— Records provided —
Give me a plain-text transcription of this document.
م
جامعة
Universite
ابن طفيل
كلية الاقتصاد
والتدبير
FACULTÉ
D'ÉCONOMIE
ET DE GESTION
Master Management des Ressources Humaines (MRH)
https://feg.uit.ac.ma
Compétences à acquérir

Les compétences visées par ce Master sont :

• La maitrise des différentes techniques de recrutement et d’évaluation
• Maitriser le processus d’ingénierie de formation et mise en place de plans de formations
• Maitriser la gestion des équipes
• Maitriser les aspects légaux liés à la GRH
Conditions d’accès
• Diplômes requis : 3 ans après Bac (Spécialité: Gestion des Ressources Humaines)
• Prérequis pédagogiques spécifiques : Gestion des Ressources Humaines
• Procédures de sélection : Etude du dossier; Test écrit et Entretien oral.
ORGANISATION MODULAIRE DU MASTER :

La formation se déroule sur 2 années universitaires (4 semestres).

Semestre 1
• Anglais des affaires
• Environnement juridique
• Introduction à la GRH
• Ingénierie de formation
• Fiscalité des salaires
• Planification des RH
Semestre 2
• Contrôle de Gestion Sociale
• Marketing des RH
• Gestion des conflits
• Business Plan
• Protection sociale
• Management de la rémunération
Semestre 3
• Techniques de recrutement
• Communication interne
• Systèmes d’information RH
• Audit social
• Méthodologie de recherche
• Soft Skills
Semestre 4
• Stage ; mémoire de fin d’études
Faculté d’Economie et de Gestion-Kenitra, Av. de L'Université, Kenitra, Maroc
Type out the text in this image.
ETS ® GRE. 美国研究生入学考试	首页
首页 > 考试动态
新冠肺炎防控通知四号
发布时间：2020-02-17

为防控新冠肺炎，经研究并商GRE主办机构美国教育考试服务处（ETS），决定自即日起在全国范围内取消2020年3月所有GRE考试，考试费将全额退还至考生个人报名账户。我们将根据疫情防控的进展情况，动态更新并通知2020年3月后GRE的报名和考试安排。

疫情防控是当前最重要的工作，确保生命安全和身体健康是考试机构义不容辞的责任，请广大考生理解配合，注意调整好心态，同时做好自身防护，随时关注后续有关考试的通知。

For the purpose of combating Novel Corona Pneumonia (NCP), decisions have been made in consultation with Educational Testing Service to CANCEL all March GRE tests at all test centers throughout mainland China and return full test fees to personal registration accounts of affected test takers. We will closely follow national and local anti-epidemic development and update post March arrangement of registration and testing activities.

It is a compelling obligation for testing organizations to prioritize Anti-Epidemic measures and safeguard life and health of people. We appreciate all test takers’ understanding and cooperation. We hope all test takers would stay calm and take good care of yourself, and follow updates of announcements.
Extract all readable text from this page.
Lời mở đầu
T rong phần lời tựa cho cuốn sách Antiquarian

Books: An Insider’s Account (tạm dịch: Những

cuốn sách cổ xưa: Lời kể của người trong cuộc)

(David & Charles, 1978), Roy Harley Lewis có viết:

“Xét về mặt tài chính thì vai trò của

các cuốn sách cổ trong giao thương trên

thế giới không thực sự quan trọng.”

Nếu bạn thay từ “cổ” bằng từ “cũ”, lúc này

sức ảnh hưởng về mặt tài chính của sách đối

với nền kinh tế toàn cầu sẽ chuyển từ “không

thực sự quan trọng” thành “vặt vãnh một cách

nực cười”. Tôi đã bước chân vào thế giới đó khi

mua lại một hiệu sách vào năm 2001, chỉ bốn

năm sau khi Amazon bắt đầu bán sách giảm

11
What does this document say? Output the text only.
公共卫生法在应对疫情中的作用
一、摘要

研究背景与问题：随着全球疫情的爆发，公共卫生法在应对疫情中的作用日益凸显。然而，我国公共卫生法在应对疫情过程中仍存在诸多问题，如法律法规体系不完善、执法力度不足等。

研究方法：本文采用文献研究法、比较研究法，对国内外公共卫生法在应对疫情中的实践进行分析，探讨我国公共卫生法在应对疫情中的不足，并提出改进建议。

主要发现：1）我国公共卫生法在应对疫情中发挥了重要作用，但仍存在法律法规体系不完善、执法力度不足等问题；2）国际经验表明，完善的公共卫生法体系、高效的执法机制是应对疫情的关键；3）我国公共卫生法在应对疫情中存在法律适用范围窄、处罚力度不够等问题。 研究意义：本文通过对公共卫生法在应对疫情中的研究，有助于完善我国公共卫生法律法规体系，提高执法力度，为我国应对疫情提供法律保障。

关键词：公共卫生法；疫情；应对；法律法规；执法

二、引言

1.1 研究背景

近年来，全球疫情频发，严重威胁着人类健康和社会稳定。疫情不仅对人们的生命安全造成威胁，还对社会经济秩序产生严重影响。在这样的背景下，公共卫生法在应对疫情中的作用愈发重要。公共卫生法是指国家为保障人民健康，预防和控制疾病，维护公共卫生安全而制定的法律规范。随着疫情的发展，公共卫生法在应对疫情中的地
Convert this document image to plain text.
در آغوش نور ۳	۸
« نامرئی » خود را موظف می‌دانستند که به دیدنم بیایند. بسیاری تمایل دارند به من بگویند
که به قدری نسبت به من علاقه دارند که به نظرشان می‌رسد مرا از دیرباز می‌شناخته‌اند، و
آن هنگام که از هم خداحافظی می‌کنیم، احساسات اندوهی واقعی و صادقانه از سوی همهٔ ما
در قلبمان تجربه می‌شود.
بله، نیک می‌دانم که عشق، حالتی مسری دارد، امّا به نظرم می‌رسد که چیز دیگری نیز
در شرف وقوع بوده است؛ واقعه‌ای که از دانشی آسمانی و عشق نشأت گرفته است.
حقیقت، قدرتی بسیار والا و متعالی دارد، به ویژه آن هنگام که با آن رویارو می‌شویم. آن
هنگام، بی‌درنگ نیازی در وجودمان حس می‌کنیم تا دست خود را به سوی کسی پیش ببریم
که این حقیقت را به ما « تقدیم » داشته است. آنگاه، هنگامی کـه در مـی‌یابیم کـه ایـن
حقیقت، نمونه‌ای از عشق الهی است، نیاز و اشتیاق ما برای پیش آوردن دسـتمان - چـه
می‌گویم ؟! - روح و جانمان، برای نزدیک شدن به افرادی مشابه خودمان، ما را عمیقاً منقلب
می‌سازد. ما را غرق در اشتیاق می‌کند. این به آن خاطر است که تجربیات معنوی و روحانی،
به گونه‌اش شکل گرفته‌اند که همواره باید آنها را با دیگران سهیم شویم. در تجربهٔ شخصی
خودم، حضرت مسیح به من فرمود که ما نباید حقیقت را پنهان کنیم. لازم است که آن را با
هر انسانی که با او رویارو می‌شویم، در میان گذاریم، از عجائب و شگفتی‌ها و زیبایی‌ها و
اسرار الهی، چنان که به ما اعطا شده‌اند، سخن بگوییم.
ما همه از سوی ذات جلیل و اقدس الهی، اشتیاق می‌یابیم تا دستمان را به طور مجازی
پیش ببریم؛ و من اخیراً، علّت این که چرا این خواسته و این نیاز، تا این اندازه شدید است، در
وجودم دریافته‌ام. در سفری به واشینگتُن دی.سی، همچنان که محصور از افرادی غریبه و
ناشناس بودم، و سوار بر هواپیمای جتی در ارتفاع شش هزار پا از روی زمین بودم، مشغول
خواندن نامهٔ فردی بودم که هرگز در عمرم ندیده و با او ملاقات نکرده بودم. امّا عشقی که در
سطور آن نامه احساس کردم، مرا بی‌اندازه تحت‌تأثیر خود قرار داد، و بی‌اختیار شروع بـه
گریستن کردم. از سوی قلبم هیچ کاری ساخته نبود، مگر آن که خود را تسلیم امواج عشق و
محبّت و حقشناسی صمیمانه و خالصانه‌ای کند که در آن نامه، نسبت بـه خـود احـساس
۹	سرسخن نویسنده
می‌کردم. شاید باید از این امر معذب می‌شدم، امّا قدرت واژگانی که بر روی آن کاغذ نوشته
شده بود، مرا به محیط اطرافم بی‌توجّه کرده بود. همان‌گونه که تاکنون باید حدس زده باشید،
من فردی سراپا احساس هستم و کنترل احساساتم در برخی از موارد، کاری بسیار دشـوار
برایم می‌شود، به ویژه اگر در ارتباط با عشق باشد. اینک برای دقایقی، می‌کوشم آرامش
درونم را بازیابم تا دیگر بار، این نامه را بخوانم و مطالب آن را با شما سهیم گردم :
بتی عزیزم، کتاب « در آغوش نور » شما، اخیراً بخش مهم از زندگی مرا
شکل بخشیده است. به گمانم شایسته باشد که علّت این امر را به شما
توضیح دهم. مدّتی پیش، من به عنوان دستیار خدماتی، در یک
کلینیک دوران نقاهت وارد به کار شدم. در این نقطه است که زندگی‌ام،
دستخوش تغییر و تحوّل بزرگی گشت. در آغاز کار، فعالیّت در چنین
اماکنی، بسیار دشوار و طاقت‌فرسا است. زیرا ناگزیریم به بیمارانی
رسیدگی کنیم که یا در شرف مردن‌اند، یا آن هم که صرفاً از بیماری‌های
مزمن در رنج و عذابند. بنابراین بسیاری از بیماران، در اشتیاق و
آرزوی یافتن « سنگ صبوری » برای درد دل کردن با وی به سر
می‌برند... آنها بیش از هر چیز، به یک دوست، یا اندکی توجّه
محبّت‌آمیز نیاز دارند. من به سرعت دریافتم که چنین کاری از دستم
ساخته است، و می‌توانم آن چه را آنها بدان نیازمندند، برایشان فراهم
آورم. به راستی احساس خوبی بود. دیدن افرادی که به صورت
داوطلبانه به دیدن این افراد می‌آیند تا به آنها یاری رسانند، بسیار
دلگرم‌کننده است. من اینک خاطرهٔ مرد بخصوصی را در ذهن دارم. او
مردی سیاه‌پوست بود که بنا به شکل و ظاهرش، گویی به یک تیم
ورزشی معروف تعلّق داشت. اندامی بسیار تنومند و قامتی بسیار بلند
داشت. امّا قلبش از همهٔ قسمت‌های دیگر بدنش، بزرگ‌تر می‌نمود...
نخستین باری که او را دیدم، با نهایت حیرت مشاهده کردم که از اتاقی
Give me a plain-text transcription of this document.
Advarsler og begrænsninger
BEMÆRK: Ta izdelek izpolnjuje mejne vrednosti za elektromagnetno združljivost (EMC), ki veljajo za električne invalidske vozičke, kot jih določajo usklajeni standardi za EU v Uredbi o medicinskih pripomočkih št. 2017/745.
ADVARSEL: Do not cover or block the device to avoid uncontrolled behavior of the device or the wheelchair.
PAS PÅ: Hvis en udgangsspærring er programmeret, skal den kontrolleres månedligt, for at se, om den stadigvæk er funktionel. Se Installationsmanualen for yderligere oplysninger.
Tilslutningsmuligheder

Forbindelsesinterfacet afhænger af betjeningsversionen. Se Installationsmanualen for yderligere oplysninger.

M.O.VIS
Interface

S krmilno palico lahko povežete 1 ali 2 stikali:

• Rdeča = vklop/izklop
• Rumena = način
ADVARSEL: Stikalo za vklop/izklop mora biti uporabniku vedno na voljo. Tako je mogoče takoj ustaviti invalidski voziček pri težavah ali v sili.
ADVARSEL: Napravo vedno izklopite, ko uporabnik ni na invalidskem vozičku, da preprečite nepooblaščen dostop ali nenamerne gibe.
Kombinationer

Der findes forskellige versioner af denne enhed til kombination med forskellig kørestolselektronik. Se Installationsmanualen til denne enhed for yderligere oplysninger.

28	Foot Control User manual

— Your objective —
Go through the preceding material and copy each line that has the word "sách".

— Right answer —
T rong phần lời tựa cho cuốn sách Antiquarian
cuốn sách cổ xưa: Lời kể của người trong cuộc)
các cuốn sách cổ trong giao thương trên
sức ảnh hưởng về mặt tài chính của sách đối
mua lại một hiệu sách vào năm 2001, chỉ bốn
năm sau khi Amazon bắt đầu bán sách giảm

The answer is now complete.